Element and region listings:

******

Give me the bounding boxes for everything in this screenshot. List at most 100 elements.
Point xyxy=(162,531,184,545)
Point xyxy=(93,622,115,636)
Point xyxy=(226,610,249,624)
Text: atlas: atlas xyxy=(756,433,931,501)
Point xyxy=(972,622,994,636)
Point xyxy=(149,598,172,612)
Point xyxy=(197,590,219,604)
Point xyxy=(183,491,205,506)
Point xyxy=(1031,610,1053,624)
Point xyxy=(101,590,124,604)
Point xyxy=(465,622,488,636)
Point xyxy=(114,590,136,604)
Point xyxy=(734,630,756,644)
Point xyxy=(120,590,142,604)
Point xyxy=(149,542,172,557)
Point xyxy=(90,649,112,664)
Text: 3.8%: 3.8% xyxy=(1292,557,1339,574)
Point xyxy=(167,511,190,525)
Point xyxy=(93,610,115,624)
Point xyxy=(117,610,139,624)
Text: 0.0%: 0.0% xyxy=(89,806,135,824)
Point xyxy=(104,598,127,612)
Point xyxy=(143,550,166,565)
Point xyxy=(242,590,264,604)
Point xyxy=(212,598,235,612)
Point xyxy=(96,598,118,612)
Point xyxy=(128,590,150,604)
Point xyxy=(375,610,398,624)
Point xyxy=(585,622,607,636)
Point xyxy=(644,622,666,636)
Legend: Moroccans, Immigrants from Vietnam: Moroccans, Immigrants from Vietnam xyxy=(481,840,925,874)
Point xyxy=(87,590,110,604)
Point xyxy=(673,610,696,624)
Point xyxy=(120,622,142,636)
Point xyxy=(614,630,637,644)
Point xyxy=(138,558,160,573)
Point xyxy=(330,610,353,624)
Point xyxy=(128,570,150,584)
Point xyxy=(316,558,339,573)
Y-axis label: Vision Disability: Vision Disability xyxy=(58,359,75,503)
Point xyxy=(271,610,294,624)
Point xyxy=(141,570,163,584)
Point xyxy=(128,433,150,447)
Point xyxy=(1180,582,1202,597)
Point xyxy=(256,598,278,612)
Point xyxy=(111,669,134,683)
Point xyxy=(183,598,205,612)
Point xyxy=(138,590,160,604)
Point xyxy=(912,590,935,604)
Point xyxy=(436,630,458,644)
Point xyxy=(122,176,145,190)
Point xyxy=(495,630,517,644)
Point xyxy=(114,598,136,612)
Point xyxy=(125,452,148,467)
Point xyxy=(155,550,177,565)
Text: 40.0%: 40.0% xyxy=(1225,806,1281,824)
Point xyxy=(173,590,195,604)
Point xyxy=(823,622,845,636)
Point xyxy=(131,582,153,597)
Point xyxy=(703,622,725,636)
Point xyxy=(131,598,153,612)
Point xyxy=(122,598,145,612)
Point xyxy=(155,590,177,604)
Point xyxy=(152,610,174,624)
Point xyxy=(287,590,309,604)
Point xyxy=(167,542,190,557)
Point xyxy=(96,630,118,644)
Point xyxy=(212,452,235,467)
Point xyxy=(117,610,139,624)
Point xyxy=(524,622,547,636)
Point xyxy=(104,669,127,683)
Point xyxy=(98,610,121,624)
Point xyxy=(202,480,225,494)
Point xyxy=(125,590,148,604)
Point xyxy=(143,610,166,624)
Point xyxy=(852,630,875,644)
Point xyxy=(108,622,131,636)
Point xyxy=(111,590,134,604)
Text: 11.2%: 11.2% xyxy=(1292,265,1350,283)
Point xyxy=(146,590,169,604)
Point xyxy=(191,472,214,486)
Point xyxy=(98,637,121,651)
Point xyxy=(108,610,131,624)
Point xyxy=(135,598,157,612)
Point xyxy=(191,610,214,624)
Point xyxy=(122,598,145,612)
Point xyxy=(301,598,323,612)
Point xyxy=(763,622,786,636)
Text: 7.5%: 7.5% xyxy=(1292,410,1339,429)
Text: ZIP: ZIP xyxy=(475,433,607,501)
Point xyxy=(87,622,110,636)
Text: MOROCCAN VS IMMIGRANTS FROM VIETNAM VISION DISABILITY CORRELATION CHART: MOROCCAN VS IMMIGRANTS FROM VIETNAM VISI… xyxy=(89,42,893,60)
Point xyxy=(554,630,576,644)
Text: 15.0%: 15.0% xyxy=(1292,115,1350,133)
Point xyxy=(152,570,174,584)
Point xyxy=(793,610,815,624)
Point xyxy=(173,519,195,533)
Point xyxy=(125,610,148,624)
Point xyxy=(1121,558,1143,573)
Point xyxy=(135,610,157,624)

******

● **Given request**
Please transcribe every row above character for character.

● **Completed task**
Give me the bounding boxes for everything in this screenshot. List at most 100 elements.
Point xyxy=(162,531,184,545)
Point xyxy=(93,622,115,636)
Point xyxy=(226,610,249,624)
Text: atlas: atlas xyxy=(756,433,931,501)
Point xyxy=(972,622,994,636)
Point xyxy=(149,598,172,612)
Point xyxy=(197,590,219,604)
Point xyxy=(183,491,205,506)
Point xyxy=(1031,610,1053,624)
Point xyxy=(101,590,124,604)
Point xyxy=(465,622,488,636)
Point xyxy=(114,590,136,604)
Point xyxy=(734,630,756,644)
Point xyxy=(120,590,142,604)
Point xyxy=(149,542,172,557)
Point xyxy=(90,649,112,664)
Text: 3.8%: 3.8% xyxy=(1292,557,1339,574)
Point xyxy=(167,511,190,525)
Point xyxy=(93,610,115,624)
Point xyxy=(117,610,139,624)
Text: 0.0%: 0.0% xyxy=(89,806,135,824)
Point xyxy=(104,598,127,612)
Point xyxy=(143,550,166,565)
Point xyxy=(242,590,264,604)
Point xyxy=(212,598,235,612)
Point xyxy=(96,598,118,612)
Point xyxy=(128,590,150,604)
Point xyxy=(375,610,398,624)
Point xyxy=(585,622,607,636)
Point xyxy=(644,622,666,636)
Legend: Moroccans, Immigrants from Vietnam: Moroccans, Immigrants from Vietnam xyxy=(481,840,925,874)
Point xyxy=(87,590,110,604)
Point xyxy=(673,610,696,624)
Point xyxy=(120,622,142,636)
Point xyxy=(614,630,637,644)
Point xyxy=(138,558,160,573)
Point xyxy=(330,610,353,624)
Point xyxy=(128,570,150,584)
Point xyxy=(316,558,339,573)
Y-axis label: Vision Disability: Vision Disability xyxy=(58,359,75,503)
Point xyxy=(271,610,294,624)
Point xyxy=(141,570,163,584)
Point xyxy=(128,433,150,447)
Point xyxy=(1180,582,1202,597)
Point xyxy=(256,598,278,612)
Point xyxy=(111,669,134,683)
Point xyxy=(183,598,205,612)
Point xyxy=(138,590,160,604)
Point xyxy=(912,590,935,604)
Point xyxy=(436,630,458,644)
Point xyxy=(122,176,145,190)
Point xyxy=(495,630,517,644)
Point xyxy=(114,598,136,612)
Point xyxy=(125,452,148,467)
Point xyxy=(155,550,177,565)
Text: 40.0%: 40.0% xyxy=(1225,806,1281,824)
Point xyxy=(173,590,195,604)
Point xyxy=(823,622,845,636)
Point xyxy=(131,582,153,597)
Point xyxy=(703,622,725,636)
Point xyxy=(131,598,153,612)
Point xyxy=(122,598,145,612)
Point xyxy=(155,590,177,604)
Point xyxy=(152,610,174,624)
Point xyxy=(287,590,309,604)
Point xyxy=(167,542,190,557)
Point xyxy=(96,630,118,644)
Point xyxy=(212,452,235,467)
Point xyxy=(117,610,139,624)
Point xyxy=(524,622,547,636)
Point xyxy=(104,669,127,683)
Point xyxy=(98,610,121,624)
Point xyxy=(202,480,225,494)
Point xyxy=(125,590,148,604)
Point xyxy=(143,610,166,624)
Point xyxy=(852,630,875,644)
Point xyxy=(108,622,131,636)
Point xyxy=(111,590,134,604)
Text: 11.2%: 11.2% xyxy=(1292,265,1350,283)
Point xyxy=(146,590,169,604)
Point xyxy=(191,472,214,486)
Point xyxy=(98,637,121,651)
Point xyxy=(108,610,131,624)
Point xyxy=(135,598,157,612)
Point xyxy=(191,610,214,624)
Point xyxy=(122,598,145,612)
Point xyxy=(301,598,323,612)
Point xyxy=(763,622,786,636)
Text: 7.5%: 7.5% xyxy=(1292,410,1339,429)
Text: ZIP: ZIP xyxy=(475,433,607,501)
Point xyxy=(87,622,110,636)
Text: MOROCCAN VS IMMIGRANTS FROM VIETNAM VISION DISABILITY CORRELATION CHART: MOROCCAN VS IMMIGRANTS FROM VIETNAM VISI… xyxy=(89,42,893,60)
Point xyxy=(554,630,576,644)
Text: 15.0%: 15.0% xyxy=(1292,115,1350,133)
Point xyxy=(152,570,174,584)
Point xyxy=(793,610,815,624)
Point xyxy=(173,519,195,533)
Point xyxy=(125,610,148,624)
Point xyxy=(1121,558,1143,573)
Point xyxy=(135,610,157,624)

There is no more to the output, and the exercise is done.